Figure record listings:
++++

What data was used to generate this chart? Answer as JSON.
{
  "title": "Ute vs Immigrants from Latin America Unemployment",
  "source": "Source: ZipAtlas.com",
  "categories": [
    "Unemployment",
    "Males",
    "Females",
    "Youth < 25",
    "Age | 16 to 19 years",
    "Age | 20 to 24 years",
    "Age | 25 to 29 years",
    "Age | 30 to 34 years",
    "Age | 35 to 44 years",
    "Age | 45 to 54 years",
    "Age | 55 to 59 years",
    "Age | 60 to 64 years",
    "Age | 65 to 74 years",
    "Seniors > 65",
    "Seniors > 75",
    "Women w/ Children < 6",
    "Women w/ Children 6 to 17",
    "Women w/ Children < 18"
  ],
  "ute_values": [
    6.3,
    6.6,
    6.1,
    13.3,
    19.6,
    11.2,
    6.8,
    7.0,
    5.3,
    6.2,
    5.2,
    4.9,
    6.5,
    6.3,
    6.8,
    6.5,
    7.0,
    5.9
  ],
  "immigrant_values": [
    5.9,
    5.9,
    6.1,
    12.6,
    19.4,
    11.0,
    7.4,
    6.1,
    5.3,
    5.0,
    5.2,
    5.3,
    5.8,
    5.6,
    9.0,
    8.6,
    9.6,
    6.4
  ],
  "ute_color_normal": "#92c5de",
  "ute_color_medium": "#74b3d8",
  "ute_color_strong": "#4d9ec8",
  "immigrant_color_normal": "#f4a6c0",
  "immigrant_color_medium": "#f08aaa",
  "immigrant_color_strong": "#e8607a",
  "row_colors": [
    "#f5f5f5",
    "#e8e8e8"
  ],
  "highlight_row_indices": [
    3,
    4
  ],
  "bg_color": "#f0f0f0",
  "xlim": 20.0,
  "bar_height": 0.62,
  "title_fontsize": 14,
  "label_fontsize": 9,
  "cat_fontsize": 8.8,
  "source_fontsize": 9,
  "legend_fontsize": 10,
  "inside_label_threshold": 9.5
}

++++

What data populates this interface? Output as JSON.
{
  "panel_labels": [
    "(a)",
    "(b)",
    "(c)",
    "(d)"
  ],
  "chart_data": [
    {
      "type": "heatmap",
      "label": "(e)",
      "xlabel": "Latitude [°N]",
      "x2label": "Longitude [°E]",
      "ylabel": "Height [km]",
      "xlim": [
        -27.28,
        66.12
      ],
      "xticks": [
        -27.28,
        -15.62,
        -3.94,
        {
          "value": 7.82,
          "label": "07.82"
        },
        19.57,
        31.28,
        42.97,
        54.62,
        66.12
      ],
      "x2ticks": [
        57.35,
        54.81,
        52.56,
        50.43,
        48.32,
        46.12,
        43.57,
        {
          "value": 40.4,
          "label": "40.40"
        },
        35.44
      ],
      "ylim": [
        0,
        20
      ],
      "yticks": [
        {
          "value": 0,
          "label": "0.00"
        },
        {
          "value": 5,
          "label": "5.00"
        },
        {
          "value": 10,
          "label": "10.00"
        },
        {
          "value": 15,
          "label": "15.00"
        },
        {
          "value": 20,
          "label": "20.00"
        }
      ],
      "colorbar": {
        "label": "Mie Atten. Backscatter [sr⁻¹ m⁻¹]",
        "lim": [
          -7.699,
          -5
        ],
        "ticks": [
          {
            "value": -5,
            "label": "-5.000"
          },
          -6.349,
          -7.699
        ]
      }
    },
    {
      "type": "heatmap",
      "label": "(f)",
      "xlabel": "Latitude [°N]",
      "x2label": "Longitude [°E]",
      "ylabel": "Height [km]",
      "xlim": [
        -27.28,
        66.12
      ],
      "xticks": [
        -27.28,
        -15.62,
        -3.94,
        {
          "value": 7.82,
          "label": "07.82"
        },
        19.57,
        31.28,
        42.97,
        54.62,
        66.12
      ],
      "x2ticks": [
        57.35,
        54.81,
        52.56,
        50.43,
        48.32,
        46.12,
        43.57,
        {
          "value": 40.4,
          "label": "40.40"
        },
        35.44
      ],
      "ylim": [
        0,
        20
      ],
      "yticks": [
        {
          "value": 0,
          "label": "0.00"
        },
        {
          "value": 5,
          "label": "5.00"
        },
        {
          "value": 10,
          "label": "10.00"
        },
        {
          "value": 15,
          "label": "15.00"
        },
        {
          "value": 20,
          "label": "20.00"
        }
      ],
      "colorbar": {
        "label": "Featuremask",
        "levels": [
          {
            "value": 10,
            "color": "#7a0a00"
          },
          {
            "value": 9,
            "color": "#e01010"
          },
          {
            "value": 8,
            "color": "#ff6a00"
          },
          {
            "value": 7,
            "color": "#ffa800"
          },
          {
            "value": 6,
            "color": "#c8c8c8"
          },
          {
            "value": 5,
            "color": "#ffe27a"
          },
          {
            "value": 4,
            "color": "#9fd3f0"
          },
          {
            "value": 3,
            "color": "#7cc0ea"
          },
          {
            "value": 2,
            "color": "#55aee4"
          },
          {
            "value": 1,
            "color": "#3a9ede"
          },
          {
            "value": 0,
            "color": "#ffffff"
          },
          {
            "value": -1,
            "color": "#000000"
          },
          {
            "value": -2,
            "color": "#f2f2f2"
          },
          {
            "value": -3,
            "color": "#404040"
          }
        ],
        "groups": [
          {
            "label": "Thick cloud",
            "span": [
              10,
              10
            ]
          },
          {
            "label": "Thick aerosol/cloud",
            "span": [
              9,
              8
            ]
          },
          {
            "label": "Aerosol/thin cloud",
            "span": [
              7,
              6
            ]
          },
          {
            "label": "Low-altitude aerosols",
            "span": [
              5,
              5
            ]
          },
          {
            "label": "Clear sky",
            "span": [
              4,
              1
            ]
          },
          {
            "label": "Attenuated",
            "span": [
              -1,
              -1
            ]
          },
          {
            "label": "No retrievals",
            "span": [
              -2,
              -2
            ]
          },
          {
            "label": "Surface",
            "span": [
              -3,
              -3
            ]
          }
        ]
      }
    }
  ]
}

++++

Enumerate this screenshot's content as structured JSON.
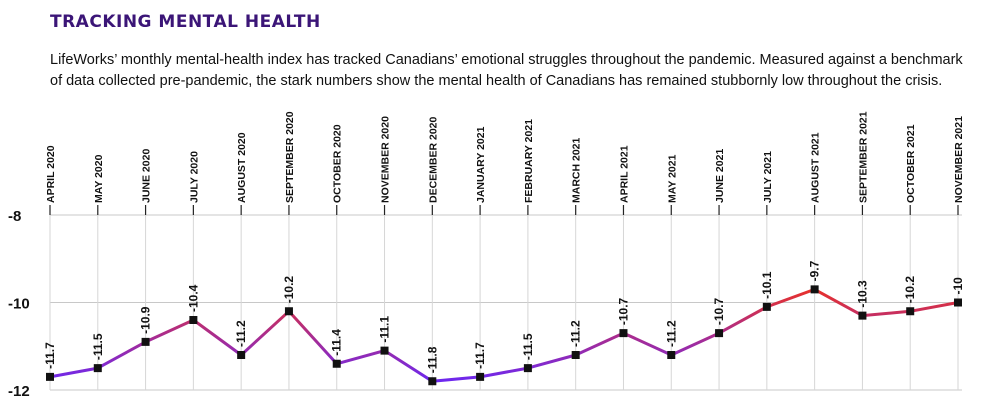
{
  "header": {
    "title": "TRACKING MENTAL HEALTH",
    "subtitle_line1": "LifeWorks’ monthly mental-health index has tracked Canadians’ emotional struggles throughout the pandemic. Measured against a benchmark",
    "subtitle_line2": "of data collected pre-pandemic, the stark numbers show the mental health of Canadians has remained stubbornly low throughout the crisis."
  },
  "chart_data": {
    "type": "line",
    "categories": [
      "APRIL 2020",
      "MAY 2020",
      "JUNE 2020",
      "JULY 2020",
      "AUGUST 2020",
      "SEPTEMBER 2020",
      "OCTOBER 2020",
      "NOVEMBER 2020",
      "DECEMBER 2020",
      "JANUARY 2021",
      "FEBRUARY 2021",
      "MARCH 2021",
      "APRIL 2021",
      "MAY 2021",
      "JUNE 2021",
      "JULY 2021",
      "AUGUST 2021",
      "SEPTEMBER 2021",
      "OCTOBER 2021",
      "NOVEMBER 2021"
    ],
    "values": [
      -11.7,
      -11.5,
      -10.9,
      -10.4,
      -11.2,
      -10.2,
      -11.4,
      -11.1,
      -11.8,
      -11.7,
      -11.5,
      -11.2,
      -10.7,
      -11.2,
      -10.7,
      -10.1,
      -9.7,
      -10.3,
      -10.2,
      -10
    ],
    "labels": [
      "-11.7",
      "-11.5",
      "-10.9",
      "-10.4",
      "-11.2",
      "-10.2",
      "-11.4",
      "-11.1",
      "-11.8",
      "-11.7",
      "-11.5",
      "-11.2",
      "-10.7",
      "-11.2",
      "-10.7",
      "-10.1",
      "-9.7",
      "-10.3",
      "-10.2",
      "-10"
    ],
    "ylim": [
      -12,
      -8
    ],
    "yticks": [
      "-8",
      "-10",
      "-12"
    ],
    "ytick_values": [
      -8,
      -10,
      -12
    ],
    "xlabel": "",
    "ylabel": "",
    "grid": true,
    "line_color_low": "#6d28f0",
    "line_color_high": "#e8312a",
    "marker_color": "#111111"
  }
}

++++

Pick out all lines from the data above in which the word "Women" appears.

Solution for this task:
    "Women w/ Children < 6",
    "Women w/ Children 6 to 17",
    "Women w/ Children < 18"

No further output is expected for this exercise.